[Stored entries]
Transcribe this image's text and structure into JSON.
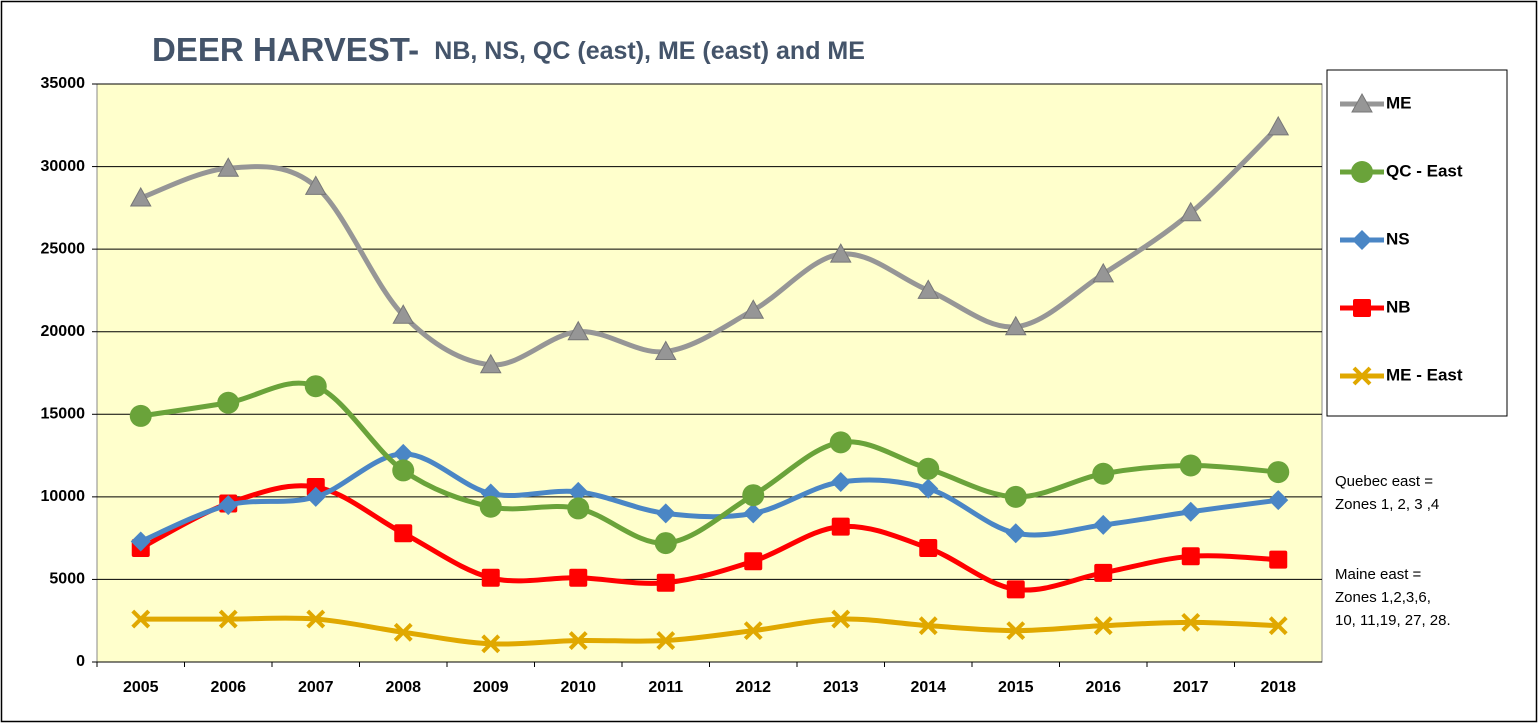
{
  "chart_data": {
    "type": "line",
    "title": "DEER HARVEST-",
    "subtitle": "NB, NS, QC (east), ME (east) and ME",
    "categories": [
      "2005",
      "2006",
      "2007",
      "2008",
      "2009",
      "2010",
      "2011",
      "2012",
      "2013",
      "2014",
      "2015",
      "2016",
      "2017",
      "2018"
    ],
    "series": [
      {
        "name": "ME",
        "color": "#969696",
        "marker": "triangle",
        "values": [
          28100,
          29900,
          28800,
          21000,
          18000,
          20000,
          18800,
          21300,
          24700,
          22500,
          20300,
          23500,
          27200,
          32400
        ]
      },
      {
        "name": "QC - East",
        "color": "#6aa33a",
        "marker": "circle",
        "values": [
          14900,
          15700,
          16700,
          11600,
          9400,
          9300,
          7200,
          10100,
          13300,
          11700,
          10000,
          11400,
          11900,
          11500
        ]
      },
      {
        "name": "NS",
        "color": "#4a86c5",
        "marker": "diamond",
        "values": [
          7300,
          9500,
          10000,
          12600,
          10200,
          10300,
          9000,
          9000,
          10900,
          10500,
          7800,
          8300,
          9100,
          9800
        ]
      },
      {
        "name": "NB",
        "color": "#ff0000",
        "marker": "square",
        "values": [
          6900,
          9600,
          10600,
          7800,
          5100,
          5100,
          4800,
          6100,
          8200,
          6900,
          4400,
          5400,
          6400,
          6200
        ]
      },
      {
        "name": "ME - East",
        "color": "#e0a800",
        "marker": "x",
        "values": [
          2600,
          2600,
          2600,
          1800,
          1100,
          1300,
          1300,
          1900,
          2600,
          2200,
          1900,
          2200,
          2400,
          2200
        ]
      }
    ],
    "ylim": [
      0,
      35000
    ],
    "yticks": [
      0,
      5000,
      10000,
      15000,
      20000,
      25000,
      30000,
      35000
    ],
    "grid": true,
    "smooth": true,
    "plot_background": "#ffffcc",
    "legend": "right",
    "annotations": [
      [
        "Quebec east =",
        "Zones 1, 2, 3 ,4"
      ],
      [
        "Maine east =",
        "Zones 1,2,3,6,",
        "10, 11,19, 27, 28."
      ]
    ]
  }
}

---

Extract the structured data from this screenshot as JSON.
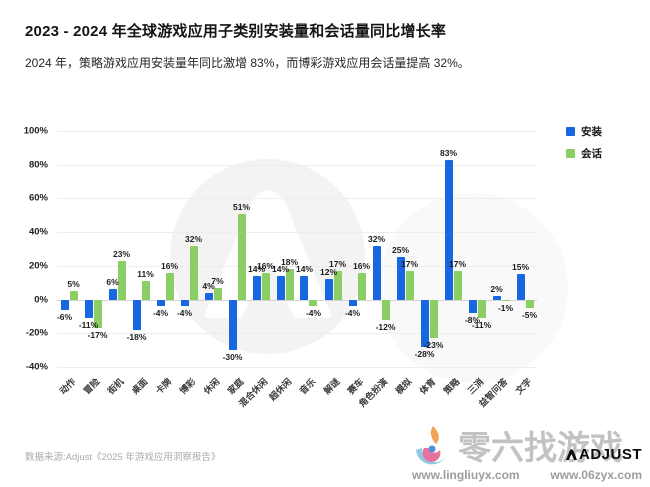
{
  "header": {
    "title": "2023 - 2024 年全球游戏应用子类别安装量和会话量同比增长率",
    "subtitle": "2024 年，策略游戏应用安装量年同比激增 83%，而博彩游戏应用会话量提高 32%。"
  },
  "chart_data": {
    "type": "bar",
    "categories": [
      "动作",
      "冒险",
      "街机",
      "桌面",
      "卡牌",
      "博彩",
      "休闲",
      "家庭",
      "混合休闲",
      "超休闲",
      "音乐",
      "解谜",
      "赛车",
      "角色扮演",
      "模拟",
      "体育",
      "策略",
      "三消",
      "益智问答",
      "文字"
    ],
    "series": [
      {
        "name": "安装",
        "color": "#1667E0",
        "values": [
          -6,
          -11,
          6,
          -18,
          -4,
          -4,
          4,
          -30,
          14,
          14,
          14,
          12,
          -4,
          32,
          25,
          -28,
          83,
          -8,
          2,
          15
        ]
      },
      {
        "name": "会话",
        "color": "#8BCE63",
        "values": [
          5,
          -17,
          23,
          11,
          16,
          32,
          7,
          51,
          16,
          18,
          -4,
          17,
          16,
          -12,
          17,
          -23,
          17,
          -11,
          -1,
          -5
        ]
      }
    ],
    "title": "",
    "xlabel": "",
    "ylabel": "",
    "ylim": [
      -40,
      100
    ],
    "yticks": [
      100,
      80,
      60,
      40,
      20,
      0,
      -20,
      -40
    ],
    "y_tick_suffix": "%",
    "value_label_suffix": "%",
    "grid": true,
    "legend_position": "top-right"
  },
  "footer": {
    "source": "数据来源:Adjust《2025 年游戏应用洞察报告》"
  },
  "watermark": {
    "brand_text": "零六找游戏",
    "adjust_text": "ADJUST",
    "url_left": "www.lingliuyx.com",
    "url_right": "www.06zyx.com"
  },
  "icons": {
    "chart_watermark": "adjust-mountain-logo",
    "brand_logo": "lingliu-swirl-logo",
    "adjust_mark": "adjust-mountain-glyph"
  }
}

### EXERCISE PROMPT
Look over the records above and copy each line that includes the string "name".

### CORRECT ANSWER
        "name": "ME",
        "name": "QC - East",
        "name": "NS",
        "name": "NB",
        "name": "ME - East",
        "name": "安装",
        "name": "会话",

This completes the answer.